(Text passage Opens)

- IATA: none; ICAO: none; FAA LID: 6Y8;

Summary
- Airport type: Public
- Owner: Paul Welke
- Serves: Beaver Island, Michigan
- Elevation AMSL: 664 ft (202 m)
- Coordinates: 45°43′16″N 085°31′13″W﻿ / ﻿45.72111°N 85.52028°W

Map
- 6Y8 Location of airport in Michigan

Runways
| Direction | Length |  | Surface |
| ft | m |
| 9/27 | 2,512 | 766 | Asphalt |
| 17/35 | 3,500 | 1,067 | Turf |

Statistics
- Aircraft operations (2019): 13,000
- Based aircraft (2019): 19
- Source: Federal Aviation Administration

= Welke Airport =

Airport in Michigan, United States

Welke Airport is a privately owned, public-use airport located on Beaver Island in Charlevoix County, Michigan, United States. Scheduled passenger service to Charlevoix Municipal Airport in Charlevoix, Michigan, is provided by Island Airways.

(Text passage Closes)
(Study material Opens)

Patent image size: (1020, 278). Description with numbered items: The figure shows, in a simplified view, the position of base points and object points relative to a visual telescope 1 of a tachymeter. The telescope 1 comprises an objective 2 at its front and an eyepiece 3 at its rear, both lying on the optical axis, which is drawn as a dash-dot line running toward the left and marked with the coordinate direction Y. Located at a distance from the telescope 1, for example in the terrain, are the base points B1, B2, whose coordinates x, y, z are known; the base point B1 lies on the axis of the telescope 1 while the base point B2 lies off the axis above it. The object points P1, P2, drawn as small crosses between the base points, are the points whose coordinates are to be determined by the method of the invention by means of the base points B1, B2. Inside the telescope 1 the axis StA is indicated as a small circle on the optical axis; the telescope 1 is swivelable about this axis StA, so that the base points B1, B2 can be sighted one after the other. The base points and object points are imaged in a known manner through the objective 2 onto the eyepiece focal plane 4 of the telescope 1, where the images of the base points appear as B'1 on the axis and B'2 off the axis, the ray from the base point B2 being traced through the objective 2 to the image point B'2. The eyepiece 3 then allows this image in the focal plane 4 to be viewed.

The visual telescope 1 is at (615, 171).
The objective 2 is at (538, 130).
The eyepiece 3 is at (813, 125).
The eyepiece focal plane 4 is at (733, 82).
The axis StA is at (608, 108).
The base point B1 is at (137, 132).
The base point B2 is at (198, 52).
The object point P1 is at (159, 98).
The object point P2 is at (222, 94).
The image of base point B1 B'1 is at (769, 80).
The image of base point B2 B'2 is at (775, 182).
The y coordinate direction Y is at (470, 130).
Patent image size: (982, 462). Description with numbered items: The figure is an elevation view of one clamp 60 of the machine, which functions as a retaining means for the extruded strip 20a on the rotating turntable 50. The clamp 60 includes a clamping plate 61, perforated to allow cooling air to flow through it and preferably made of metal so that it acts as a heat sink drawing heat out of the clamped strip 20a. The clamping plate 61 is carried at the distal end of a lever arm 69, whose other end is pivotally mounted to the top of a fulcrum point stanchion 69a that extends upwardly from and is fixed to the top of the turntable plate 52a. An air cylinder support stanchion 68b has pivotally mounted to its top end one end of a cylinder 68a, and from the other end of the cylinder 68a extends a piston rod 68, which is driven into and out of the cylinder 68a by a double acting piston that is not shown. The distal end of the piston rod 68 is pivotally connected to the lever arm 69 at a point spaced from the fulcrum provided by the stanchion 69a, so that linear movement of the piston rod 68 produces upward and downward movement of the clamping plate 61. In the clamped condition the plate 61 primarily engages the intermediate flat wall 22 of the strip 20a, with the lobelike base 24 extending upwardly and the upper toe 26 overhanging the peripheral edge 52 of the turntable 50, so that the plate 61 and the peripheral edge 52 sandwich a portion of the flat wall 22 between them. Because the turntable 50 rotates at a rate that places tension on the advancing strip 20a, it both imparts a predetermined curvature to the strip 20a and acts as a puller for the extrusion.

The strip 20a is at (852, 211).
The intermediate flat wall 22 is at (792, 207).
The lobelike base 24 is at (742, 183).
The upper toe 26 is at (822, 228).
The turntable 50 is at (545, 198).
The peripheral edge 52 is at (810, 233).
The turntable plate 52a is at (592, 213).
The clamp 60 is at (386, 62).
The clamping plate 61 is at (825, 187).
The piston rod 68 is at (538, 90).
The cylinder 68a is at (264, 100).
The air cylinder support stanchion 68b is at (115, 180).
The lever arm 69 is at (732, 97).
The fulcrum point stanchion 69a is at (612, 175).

(Study material Closes)

— Task A —
Using the Welke Airport article, answer each question:
(i) Who is listed as the airport's owner?
(ii) What surface does runway 17/35 have?
(iii) Which carrier provides scheduled passenger service to Charlevoix Municipal Airport?
— Task B —
Carry on the Welke Airport article from its final sentence.
The listing plays no part in the work on the Welke Airport article.

— Task response A —
(i) Paul Welke
(ii) Turf
(iii) Island Airways

— Task response B —
As per Federal Aviation Administration records, the airport had 16,542 passenger boardings (enplanements) in calendar year 2008, 11,976 enplanements in 2009, and 13,558 in 2010.

==Facilities and aircraft==
Welke Airport covers an area of 200 acre at an elevation of 664 feet above mean sea level. It has two runways: 9/27 is 2,512 × 30 feet with an asphalt surface and 17/35 is 3,500 × 140 feet with a turf surface.

For the 12-month period ending December 31, 2019, the airport had 13,000 aircraft operations, an average of 36 per day: 42% general aviation and 58% air taxi. At that time there were 19 aircraft based at this airport: 12 single-engine, 6 multi-engine and 1 helicopter.

Island Airways operates an FBO at the airport. It offers services such as general maintenance, hangars, and courtesy cars.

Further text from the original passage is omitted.